§ Objective
Output exactly the lines between the line that contains "Convert this screenshot" and the last line of the material, counting both.
** START OF Provided data **
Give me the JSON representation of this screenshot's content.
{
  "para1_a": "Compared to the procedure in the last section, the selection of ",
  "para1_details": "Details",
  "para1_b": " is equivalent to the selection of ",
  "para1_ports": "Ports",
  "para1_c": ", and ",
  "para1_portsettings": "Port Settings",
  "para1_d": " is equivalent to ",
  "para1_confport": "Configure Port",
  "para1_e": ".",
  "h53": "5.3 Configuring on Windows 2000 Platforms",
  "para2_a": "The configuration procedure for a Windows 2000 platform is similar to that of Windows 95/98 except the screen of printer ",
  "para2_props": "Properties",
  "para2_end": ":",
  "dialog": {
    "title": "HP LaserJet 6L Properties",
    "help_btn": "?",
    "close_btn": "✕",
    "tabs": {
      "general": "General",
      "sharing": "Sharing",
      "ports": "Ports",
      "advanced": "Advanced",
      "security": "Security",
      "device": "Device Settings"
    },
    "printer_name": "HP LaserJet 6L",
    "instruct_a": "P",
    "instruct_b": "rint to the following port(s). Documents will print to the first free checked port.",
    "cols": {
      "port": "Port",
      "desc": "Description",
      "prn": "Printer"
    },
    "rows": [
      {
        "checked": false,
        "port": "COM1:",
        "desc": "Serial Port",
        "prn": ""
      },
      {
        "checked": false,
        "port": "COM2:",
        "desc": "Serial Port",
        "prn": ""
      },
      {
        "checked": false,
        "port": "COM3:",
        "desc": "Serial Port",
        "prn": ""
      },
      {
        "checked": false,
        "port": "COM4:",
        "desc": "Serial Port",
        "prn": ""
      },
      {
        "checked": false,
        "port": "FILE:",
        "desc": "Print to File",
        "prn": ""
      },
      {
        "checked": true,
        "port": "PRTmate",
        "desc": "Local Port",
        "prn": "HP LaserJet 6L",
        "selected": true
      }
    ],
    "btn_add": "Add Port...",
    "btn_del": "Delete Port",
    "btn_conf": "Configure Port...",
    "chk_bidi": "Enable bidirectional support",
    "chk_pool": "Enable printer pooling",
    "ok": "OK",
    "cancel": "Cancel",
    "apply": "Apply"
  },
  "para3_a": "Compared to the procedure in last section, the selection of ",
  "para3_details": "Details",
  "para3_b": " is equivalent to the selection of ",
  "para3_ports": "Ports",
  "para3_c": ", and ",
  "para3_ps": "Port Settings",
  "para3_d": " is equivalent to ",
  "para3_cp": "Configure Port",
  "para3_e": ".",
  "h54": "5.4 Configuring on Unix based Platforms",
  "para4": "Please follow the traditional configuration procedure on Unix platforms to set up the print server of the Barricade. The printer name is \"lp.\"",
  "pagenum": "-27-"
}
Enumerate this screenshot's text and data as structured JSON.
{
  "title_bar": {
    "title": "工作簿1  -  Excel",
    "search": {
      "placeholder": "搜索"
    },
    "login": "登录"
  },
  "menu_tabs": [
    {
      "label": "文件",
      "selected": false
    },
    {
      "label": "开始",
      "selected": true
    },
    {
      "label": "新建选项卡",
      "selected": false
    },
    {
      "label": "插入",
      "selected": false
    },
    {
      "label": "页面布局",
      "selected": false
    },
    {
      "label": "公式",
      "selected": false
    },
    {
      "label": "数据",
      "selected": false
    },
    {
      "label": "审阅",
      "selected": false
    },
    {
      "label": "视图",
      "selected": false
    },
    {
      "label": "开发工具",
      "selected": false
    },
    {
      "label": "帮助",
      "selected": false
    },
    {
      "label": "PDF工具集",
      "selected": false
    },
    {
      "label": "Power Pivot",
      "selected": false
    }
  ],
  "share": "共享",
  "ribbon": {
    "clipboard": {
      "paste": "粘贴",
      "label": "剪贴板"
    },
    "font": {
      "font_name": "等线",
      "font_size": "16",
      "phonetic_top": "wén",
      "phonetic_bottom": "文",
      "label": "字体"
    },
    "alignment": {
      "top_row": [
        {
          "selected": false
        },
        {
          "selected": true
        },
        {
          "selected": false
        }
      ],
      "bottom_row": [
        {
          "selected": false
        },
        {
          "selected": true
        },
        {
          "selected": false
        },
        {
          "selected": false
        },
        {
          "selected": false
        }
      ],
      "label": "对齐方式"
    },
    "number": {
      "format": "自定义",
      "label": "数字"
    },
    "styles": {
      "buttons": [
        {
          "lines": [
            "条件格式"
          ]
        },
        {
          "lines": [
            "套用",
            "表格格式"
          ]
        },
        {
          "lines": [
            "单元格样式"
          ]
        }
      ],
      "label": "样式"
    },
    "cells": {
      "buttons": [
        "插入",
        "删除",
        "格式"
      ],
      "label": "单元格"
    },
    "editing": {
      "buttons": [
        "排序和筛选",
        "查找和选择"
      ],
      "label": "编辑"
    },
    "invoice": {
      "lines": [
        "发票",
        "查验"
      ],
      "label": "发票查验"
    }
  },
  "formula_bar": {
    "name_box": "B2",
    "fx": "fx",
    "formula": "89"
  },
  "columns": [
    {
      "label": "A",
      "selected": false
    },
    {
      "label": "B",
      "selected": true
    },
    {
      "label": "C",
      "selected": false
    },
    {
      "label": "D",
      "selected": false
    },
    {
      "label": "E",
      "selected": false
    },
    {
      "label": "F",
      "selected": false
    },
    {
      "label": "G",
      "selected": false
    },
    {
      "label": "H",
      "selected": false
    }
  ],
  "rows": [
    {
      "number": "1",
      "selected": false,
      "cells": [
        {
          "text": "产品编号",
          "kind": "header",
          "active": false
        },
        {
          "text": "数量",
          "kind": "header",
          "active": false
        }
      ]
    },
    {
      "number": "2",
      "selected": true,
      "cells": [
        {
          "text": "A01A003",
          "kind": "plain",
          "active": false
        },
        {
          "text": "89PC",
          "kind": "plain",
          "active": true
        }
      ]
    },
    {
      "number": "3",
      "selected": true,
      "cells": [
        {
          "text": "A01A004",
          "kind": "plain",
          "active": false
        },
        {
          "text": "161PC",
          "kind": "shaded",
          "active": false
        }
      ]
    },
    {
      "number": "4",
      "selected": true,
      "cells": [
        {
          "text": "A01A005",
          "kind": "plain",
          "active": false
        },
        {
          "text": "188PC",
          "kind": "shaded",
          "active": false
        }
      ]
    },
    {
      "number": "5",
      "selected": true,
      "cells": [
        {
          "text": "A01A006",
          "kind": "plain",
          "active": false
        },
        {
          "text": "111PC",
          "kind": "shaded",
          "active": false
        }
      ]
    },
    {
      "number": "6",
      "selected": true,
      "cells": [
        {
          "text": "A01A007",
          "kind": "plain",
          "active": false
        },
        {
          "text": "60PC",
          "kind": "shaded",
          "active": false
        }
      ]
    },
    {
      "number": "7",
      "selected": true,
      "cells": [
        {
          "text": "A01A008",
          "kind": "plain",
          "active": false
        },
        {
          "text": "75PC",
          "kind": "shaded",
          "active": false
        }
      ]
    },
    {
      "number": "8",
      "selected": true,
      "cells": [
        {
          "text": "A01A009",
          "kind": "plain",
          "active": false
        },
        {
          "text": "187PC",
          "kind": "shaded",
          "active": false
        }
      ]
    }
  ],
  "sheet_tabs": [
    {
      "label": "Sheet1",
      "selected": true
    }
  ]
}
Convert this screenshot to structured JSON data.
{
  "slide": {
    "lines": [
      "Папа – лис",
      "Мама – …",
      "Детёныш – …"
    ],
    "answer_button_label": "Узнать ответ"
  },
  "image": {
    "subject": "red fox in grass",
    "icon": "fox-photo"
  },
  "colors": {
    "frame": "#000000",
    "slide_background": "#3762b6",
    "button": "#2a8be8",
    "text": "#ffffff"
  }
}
** END OF Provided data **
§ Result for this exercise
Convert this screenshot to structured JSON data.
{
  "slide": {
    "lines": [
      "Папа – лис",
      "Мама – …",
      "Детёныш – …"
    ],
    "answer_button_label": "Узнать ответ"
  },
  "image": {
    "subject": "red fox in grass",
    "icon": "fox-photo"
  },
  "colors": {
    "frame": "#000000",
    "slide_background": "#3762b6",
    "button": "#2a8be8",
    "text": "#ffffff"
  }
}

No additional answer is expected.